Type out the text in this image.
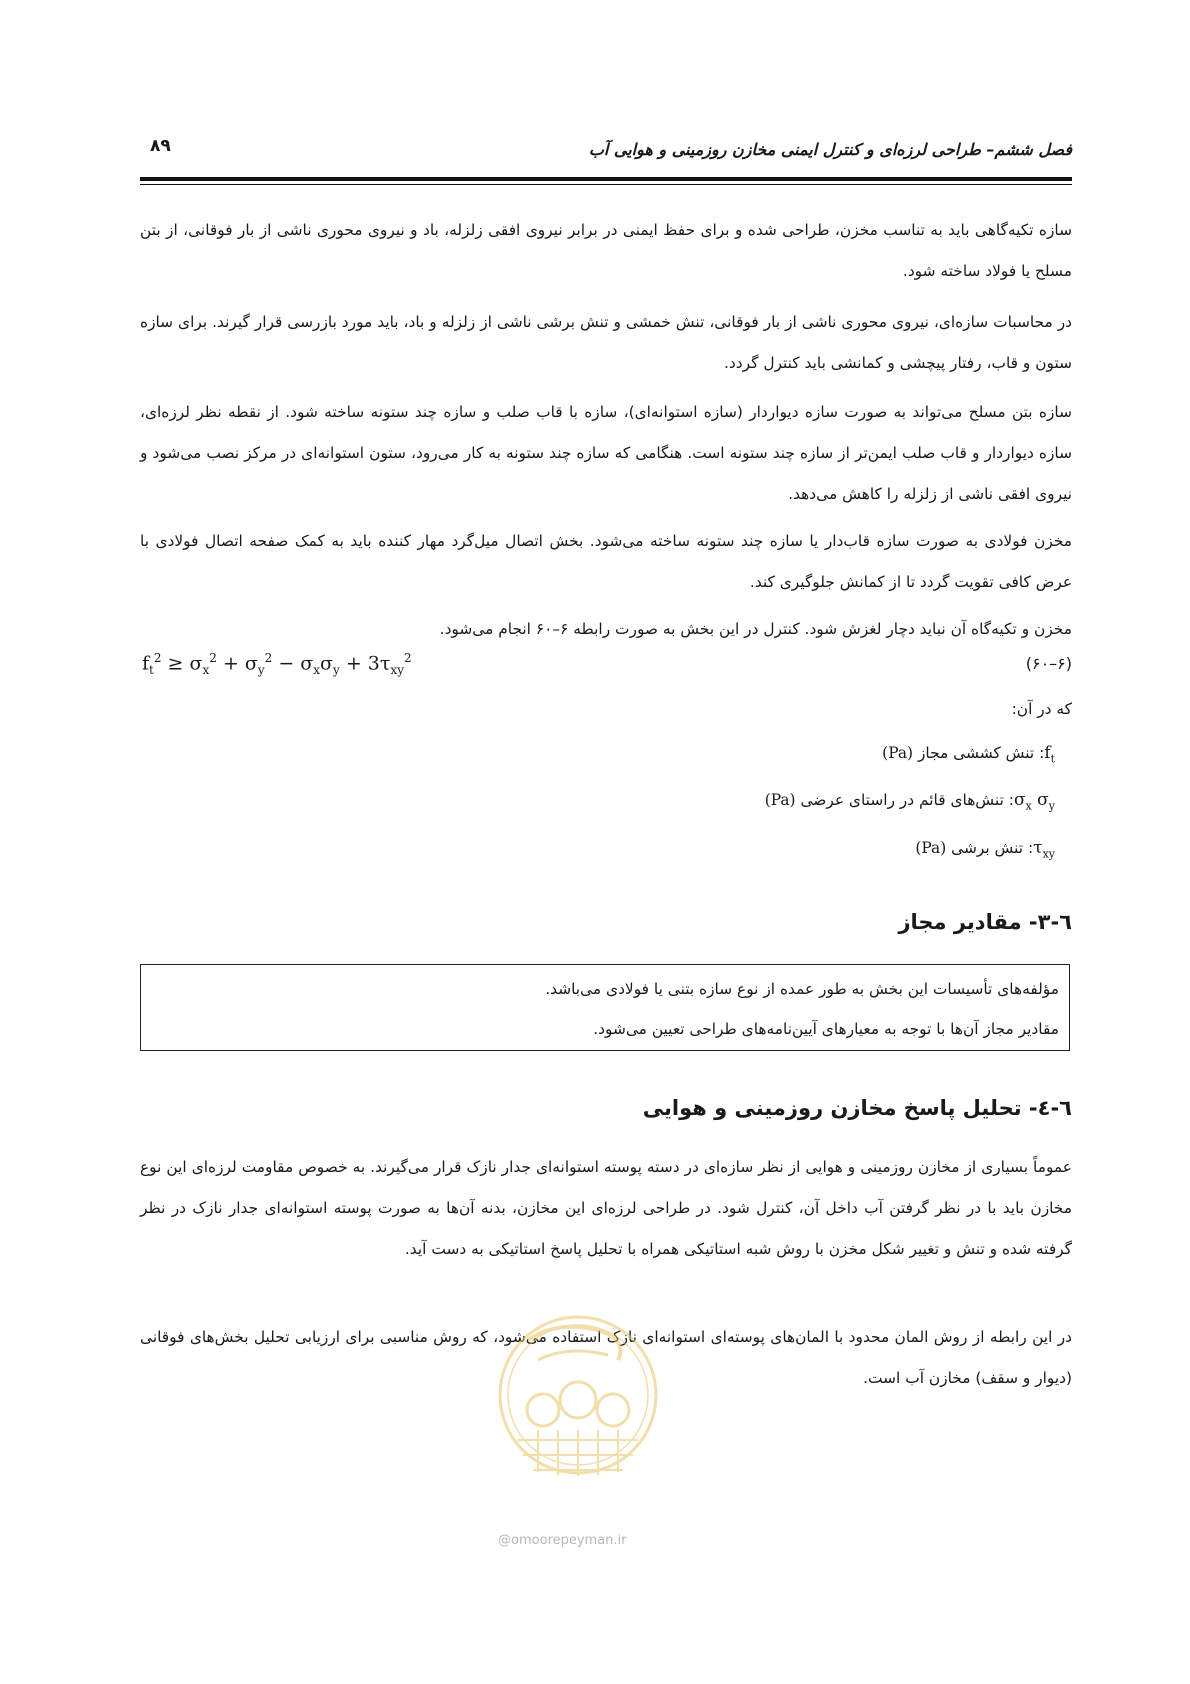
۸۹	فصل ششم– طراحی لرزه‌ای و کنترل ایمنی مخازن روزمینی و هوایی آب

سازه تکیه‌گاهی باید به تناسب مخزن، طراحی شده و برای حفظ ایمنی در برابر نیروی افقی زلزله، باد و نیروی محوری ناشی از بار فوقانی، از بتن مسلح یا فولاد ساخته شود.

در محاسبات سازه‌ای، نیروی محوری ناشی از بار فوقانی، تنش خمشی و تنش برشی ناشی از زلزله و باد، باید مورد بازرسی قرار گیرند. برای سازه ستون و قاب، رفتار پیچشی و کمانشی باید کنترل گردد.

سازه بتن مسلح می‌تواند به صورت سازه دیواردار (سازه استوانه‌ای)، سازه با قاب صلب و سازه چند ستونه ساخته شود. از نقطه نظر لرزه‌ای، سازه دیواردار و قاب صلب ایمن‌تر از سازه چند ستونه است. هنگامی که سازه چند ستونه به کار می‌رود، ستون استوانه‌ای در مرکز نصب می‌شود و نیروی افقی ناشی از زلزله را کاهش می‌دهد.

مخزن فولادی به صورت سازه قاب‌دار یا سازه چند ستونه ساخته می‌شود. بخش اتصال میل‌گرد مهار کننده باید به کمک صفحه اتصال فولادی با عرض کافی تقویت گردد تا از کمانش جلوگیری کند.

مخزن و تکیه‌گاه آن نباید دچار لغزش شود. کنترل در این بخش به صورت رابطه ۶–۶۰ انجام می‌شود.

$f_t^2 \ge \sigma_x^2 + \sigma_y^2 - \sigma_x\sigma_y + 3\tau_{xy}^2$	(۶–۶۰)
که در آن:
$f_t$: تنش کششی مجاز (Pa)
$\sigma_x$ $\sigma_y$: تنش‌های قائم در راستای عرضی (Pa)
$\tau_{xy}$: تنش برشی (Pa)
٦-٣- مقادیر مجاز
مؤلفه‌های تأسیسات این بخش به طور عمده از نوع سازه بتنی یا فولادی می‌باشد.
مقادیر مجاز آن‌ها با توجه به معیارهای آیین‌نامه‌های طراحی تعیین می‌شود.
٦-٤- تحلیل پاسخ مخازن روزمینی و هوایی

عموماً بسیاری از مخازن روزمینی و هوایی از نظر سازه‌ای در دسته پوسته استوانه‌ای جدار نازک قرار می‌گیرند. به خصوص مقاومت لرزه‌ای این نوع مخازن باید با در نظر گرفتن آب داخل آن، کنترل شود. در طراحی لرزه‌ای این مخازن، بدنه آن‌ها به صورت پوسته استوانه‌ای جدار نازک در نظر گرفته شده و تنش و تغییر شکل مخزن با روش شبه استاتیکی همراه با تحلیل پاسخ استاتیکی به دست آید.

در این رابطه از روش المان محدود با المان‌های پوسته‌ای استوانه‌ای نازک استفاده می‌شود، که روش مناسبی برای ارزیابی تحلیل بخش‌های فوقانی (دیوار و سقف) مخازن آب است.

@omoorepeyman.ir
...
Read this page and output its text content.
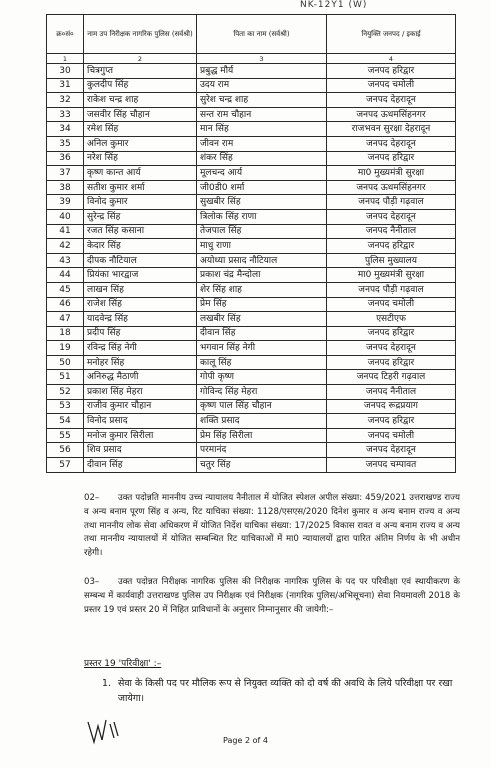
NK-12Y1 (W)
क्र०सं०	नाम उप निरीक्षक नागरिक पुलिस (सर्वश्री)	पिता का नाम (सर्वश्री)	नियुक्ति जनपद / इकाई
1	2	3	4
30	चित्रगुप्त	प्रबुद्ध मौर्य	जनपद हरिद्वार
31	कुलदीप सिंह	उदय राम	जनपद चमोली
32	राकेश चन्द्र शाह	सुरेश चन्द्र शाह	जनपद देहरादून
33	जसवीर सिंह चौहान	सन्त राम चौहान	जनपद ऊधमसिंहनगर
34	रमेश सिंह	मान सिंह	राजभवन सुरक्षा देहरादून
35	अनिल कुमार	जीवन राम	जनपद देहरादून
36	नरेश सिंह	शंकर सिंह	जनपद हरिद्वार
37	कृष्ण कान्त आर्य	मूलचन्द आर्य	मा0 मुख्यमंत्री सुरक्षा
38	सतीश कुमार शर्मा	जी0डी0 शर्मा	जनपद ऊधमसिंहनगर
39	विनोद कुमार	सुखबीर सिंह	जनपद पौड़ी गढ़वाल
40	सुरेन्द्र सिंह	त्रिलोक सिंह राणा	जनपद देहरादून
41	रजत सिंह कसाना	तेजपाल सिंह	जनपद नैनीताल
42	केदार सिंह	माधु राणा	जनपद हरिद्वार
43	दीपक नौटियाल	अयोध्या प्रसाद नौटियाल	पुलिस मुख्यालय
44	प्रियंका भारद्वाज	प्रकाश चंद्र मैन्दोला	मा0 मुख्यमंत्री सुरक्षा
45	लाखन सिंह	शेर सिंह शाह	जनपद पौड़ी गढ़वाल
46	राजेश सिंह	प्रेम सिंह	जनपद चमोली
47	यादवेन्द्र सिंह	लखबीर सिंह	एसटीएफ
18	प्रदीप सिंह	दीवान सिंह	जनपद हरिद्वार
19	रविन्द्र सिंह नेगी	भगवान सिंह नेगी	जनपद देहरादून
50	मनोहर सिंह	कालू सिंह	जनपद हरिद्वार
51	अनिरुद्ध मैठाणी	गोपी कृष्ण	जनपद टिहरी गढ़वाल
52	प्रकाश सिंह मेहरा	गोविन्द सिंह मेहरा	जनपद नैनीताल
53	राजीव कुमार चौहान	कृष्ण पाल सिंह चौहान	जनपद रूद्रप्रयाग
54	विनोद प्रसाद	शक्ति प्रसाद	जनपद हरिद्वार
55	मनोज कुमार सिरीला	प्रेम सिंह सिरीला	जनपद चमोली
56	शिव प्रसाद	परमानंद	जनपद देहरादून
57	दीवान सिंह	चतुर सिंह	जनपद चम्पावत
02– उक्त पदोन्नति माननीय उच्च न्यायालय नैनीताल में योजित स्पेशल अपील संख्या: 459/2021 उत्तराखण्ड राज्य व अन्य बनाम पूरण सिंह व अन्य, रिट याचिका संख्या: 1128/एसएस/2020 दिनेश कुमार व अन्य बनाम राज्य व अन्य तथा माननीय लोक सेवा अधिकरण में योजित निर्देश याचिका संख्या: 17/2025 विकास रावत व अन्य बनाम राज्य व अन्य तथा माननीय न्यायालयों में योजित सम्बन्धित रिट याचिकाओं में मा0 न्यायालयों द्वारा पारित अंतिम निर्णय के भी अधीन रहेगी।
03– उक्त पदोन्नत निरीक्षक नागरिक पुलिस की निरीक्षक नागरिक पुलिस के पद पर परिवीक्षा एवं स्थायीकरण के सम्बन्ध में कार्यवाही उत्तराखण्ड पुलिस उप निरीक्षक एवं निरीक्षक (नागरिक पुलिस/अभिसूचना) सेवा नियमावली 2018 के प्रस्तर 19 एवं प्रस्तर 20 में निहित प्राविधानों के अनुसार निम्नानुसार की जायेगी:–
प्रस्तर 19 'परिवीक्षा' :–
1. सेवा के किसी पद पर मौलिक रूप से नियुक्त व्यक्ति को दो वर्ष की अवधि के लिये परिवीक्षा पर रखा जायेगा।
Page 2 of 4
---
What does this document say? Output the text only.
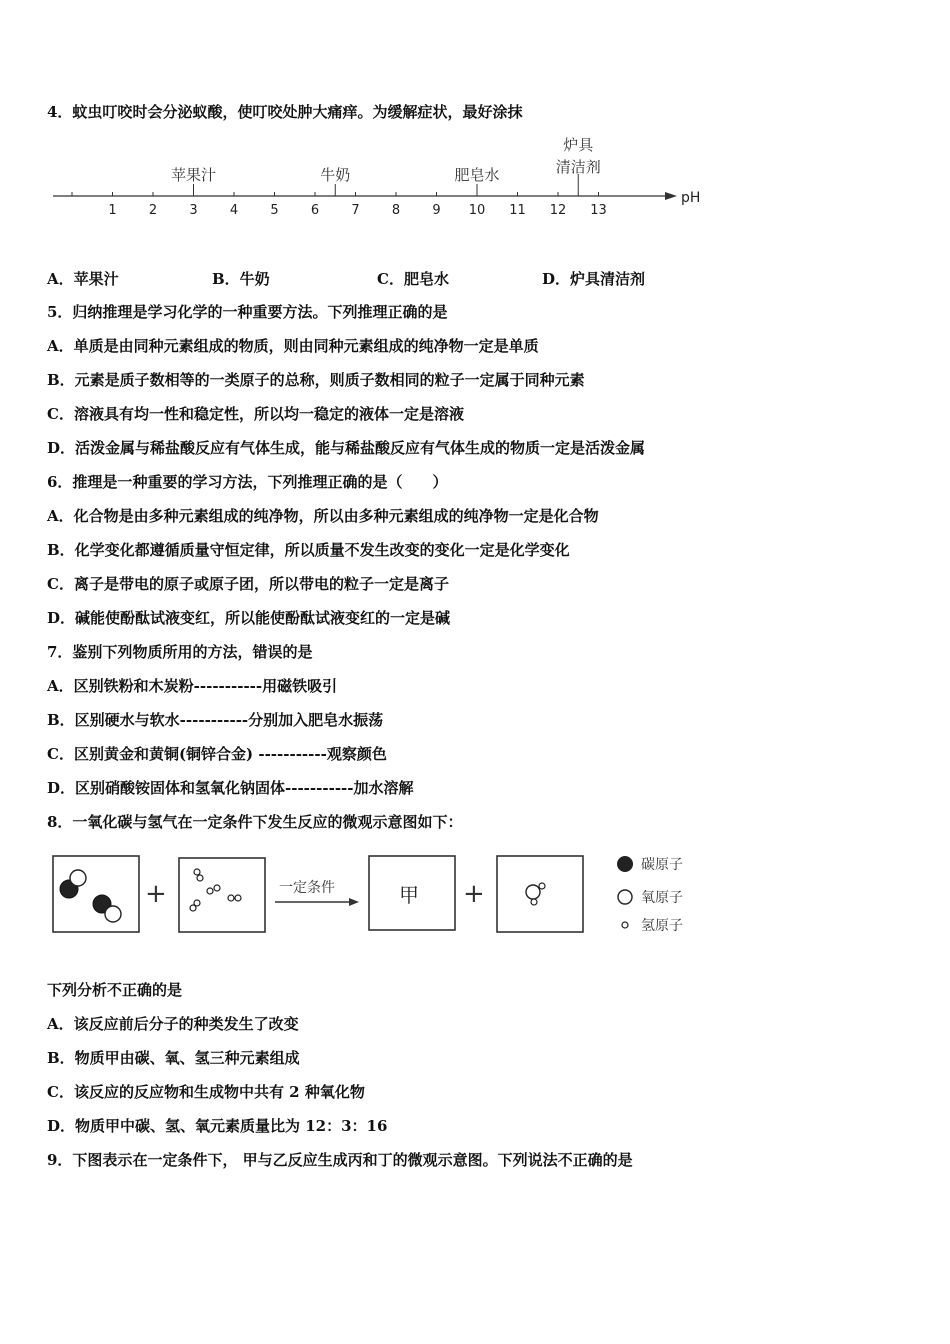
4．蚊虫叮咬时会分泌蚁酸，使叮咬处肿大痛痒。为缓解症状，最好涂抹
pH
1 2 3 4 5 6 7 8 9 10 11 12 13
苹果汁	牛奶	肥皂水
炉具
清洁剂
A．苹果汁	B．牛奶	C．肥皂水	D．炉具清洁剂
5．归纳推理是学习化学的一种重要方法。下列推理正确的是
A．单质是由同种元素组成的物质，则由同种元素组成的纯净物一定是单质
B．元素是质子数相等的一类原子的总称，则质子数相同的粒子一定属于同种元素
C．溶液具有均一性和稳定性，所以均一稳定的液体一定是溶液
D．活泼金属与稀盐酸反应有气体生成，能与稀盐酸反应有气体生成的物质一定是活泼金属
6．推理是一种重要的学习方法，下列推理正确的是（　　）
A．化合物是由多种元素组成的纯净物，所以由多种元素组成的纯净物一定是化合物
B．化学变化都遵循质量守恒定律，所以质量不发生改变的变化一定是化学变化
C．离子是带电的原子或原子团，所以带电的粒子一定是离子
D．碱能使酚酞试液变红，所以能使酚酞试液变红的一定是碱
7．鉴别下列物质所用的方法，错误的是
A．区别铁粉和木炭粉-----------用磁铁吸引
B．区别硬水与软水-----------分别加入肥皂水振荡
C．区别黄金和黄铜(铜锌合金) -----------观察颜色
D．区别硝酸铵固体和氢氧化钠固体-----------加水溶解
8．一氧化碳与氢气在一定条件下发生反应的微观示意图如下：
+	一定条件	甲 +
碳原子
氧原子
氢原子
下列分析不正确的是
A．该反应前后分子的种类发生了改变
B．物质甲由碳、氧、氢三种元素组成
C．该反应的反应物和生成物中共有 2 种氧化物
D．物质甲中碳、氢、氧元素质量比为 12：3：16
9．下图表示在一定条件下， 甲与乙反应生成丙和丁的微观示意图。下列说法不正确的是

To do ::
Reply with one number only, the count of lines above that hold the string "نازک".

Reply ::
2